- [Goal of the exercise]:
Find each line with the word "Body" and copy it.

[Data excerpts]
#####

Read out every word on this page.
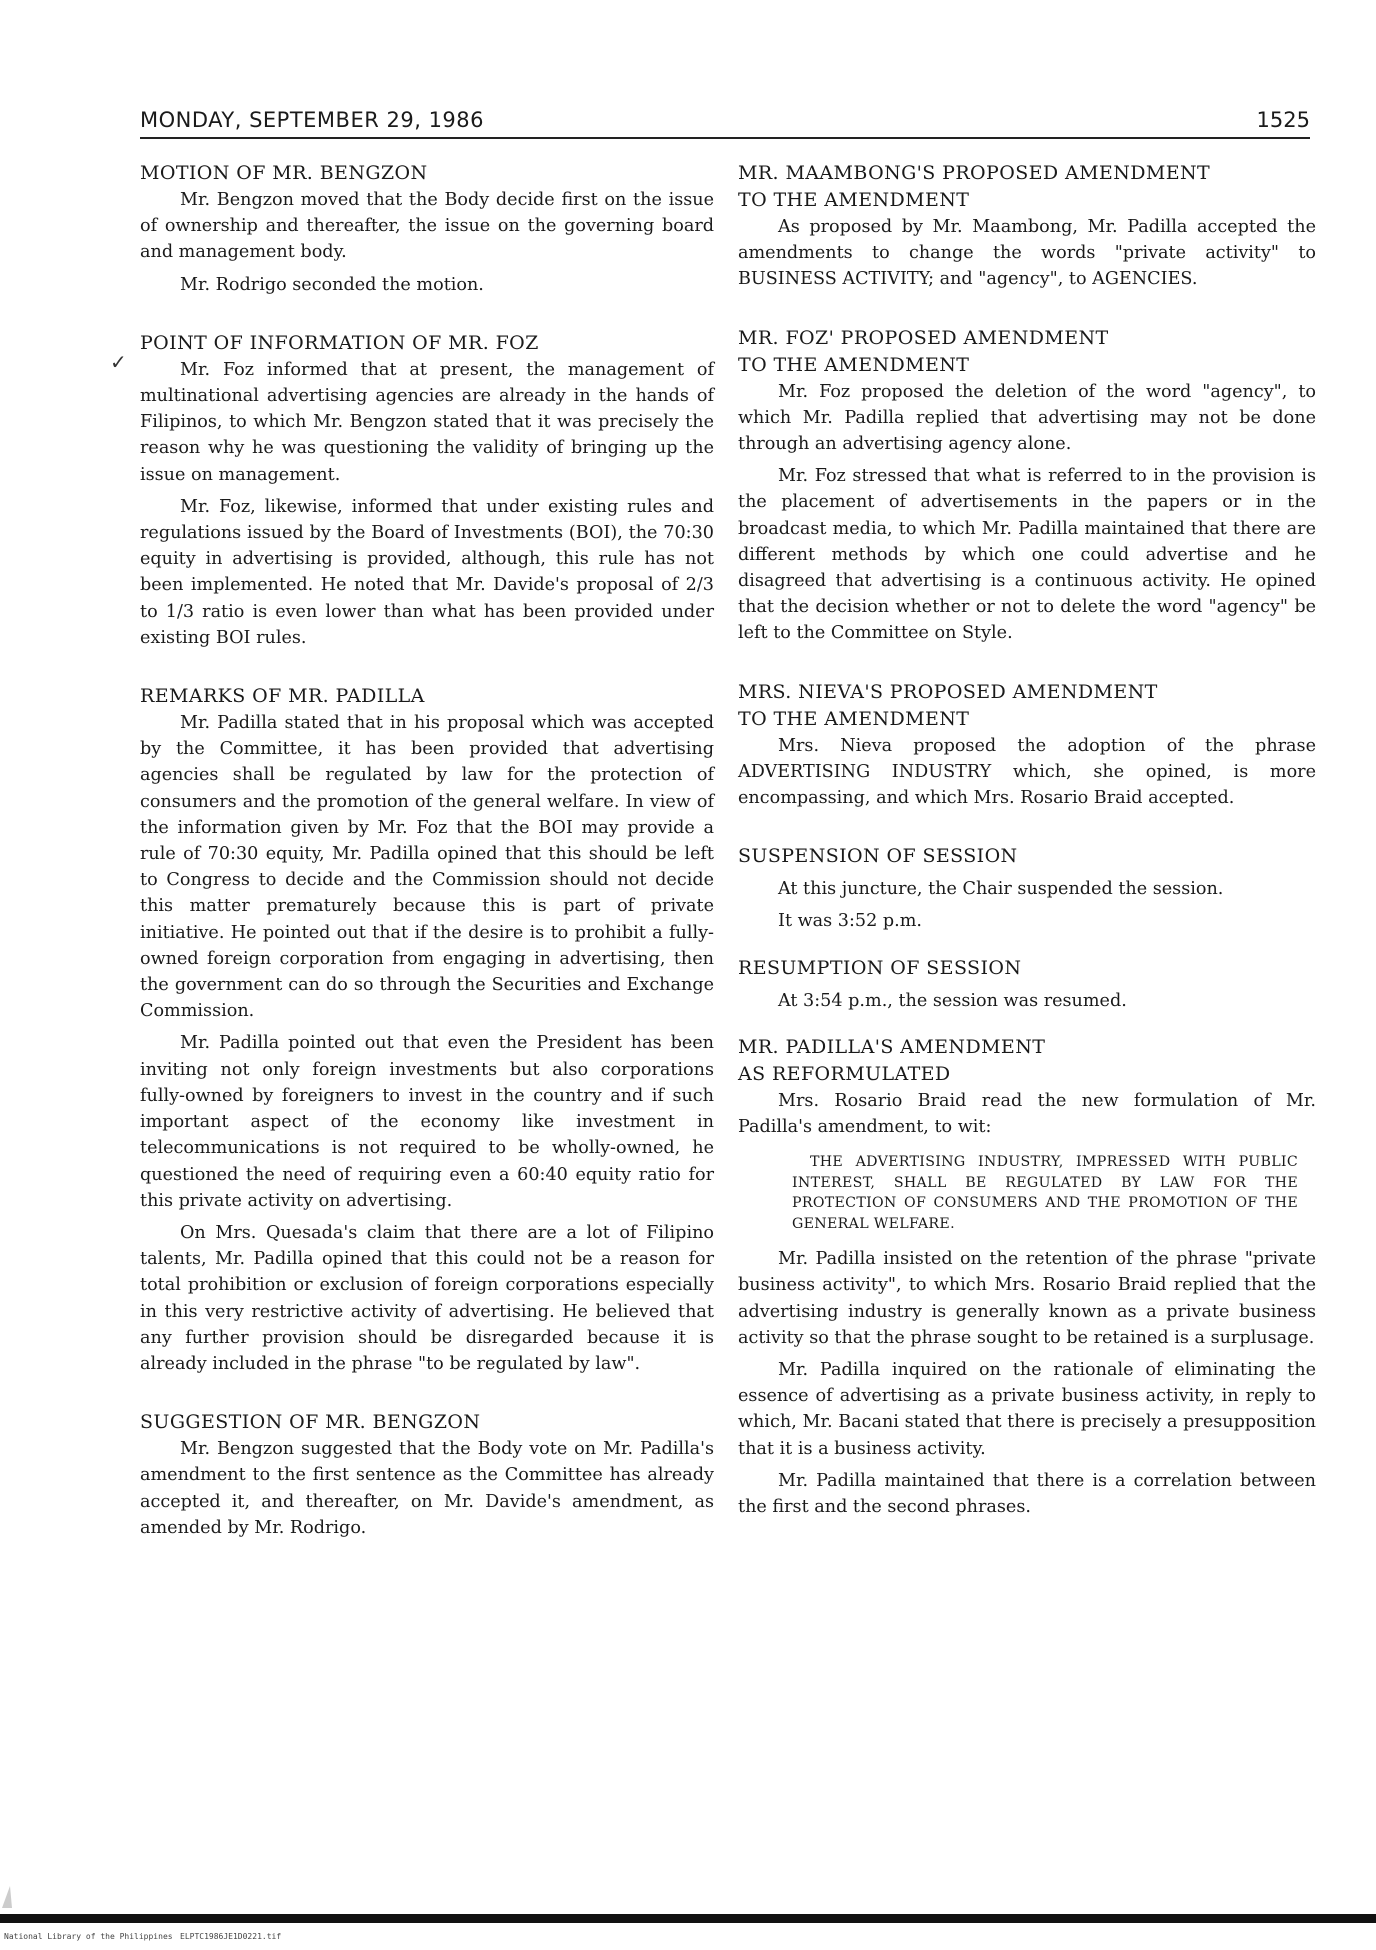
MONDAY, SEPTEMBER 29, 1986	1525
✓

MOTION OF MR. BENGZON

Mr. Bengzon moved that the Body decide first on the issue of ownership and thereafter, the issue on the governing board and management body.

Mr. Rodrigo seconded the motion.

POINT OF INFORMATION OF MR. FOZ

Mr. Foz informed that at present, the management of multinational advertising agencies are already in the hands of Filipinos, to which Mr. Bengzon stated that it was precisely the reason why he was questioning the validity of bringing up the issue on management.

Mr. Foz, likewise, informed that under existing rules and regulations issued by the Board of Investments (BOI), the 70:30 equity in advertising is provided, although, this rule has not been implemented. He noted that Mr. Davide's proposal of 2/3 to 1/3 ratio is even lower than what has been provided under existing BOI rules.

REMARKS OF MR. PADILLA

Mr. Padilla stated that in his proposal which was accepted by the Committee, it has been provided that advertising agencies shall be regulated by law for the protection of consumers and the promotion of the general welfare. In view of the information given by Mr. Foz that the BOI may provide a rule of 70:30 equity, Mr. Padilla opined that this should be left to Congress to decide and the Commission should not decide this matter prematurely because this is part of private initiative. He pointed out that if the desire is to prohibit a fully-owned foreign corporation from engaging in advertising, then the government can do so through the Securities and Exchange Commission.

Mr. Padilla pointed out that even the President has been inviting not only foreign investments but also corporations fully-owned by foreigners to invest in the country and if such important aspect of the economy like investment in telecommunications is not required to be wholly-owned, he questioned the need of requiring even a 60:40 equity ratio for this private activity on advertising.

On Mrs. Quesada's claim that there are a lot of Filipino talents, Mr. Padilla opined that this could not be a reason for total prohibition or exclusion of foreign corporations especially in this very restrictive activity of advertising. He believed that any further provision should be disregarded because it is already included in the phrase "to be regulated by law".

SUGGESTION OF MR. BENGZON

Mr. Bengzon suggested that the Body vote on Mr. Padilla's amendment to the first sentence as the Committee has already accepted it, and thereafter, on Mr. Davide's amendment, as amended by Mr. Rodrigo.

MR. MAAMBONG'S PROPOSED AMENDMENT
TO THE AMENDMENT

As proposed by Mr. Maambong, Mr. Padilla accepted the amendments to change the words "private activity" to BUSINESS ACTIVITY; and "agency", to AGENCIES.

MR. FOZ' PROPOSED AMENDMENT
TO THE AMENDMENT

Mr. Foz proposed the deletion of the word "agency", to which Mr. Padilla replied that advertising may not be done through an advertising agency alone.

Mr. Foz stressed that what is referred to in the provision is the placement of advertisements in the papers or in the broadcast media, to which Mr. Padilla maintained that there are different methods by which one could advertise and he disagreed that advertising is a continuous activity. He opined that the decision whether or not to delete the word "agency" be left to the Committee on Style.

MRS. NIEVA'S PROPOSED AMENDMENT
TO THE AMENDMENT

Mrs. Nieva proposed the adoption of the phrase ADVERTISING INDUSTRY which, she opined, is more encompassing, and which Mrs. Rosario Braid accepted.

SUSPENSION OF SESSION

At this juncture, the Chair suspended the session.

It was 3:52 p.m.

RESUMPTION OF SESSION

At 3:54 p.m., the session was resumed.

MR. PADILLA'S AMENDMENT
AS REFORMULATED

Mrs. Rosario Braid read the new formulation of Mr. Padilla's amendment, to wit:

THE ADVERTISING INDUSTRY, IMPRESSED WITH PUBLIC INTEREST, SHALL BE REGULATED BY LAW FOR THE PROTECTION OF CONSUMERS AND THE PROMOTION OF THE GENERAL WELFARE.

Mr. Padilla insisted on the retention of the phrase "private business activity", to which Mrs. Rosario Braid replied that the advertising industry is generally known as a private business activity so that the phrase sought to be retained is a surplusage.

Mr. Padilla inquired on the rationale of eliminating the essence of advertising as a private business activity, in reply to which, Mr. Bacani stated that there is precisely a presupposition that it is a business activity.

Mr. Padilla maintained that there is a correlation between the first and the second phrases.

National Library of the Philippines ELPTC1986JE1D0221.tif
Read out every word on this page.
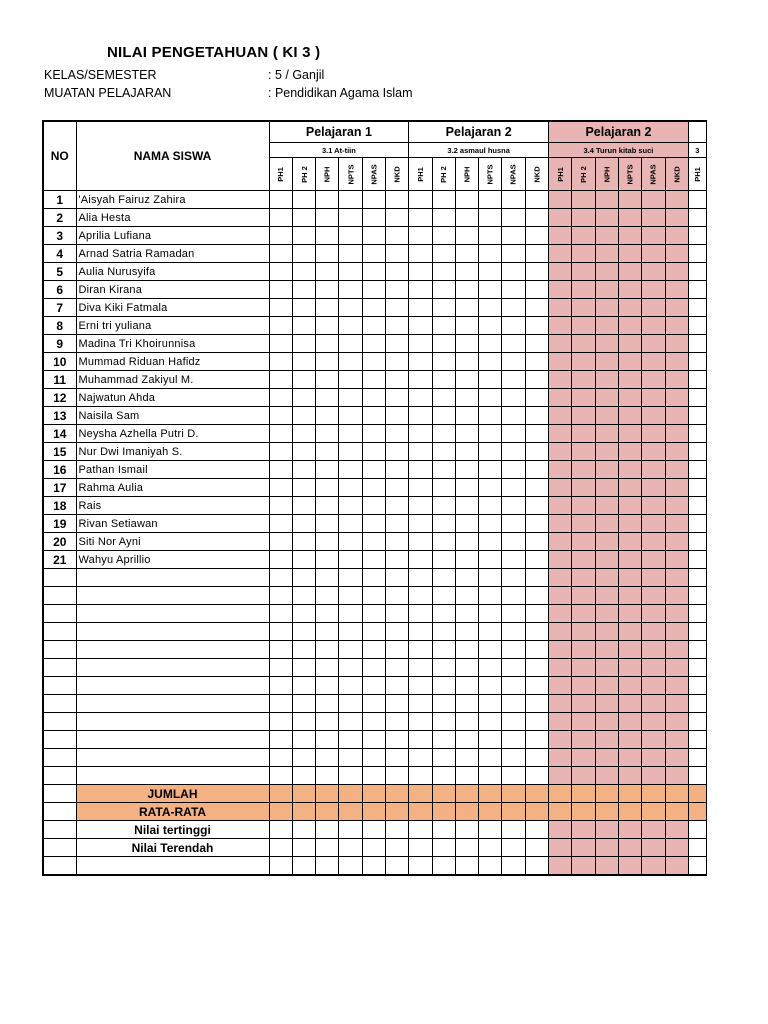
NILAI PENGETAHUAN ( KI 3 )
KELAS/SEMESTER	: 5 / Ganjil
MUATAN PELAJARAN	: Pendidikan Agama Islam
NO	NAMA SISWA	Pelajaran 1						Pelajaran 2						Pelajaran 2						
		3.1 At-tiin						3.2 asmaul husna						3.4 Turun kitab suci						3
		PH1	PH 2	NPH	NPTS	NPAS	NKD	PH1	PH 2	NPH	NPTS	NPAS	NKD	PH1	PH 2	NPH	NPTS	NPAS	NKD	PH1
1	'Aisyah Fairuz Zahira																			
2	Alia Hesta																			
3	Aprilia Lufiana																			
4	Arnad Satria Ramadan																			
5	Aulia Nurusyifa																			
6	Diran Kirana																			
7	Diva Kiki Fatmala																			
8	Erni tri yuliana																			
9	Madina Tri Khoirunnisa																			
10	Mummad Riduan Hafidz																			
11	Muhammad Zakiyul M.																			
12	Najwatun Ahda																			
13	Naisila Sam																			
14	Neysha Azhella Putri D.																			
15	Nur Dwi Imaniyah S.																			
16	Pathan Ismail																			
17	Rahma Aulia																			
18	Rais																			
19	Rivan Setiawan																			
20	Siti Nor Ayni																			
21	Wahyu Aprillio																			

	JUMLAH																			
	RATA-RATA																			
	Nilai tertinggi																			
	Nilai Terendah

#####

- [Answer below]:
Mr. Bengzon moved that the Body decide first on the issue of ownership and thereafter, the issue on the governing board and management body.
Mr. Bengzon suggested that the Body vote on Mr. Padilla's amendment to the first sentence as the Committee has already accepted it, and thereafter, on Mr. Davide's amendment, as amended by Mr. Rodrigo.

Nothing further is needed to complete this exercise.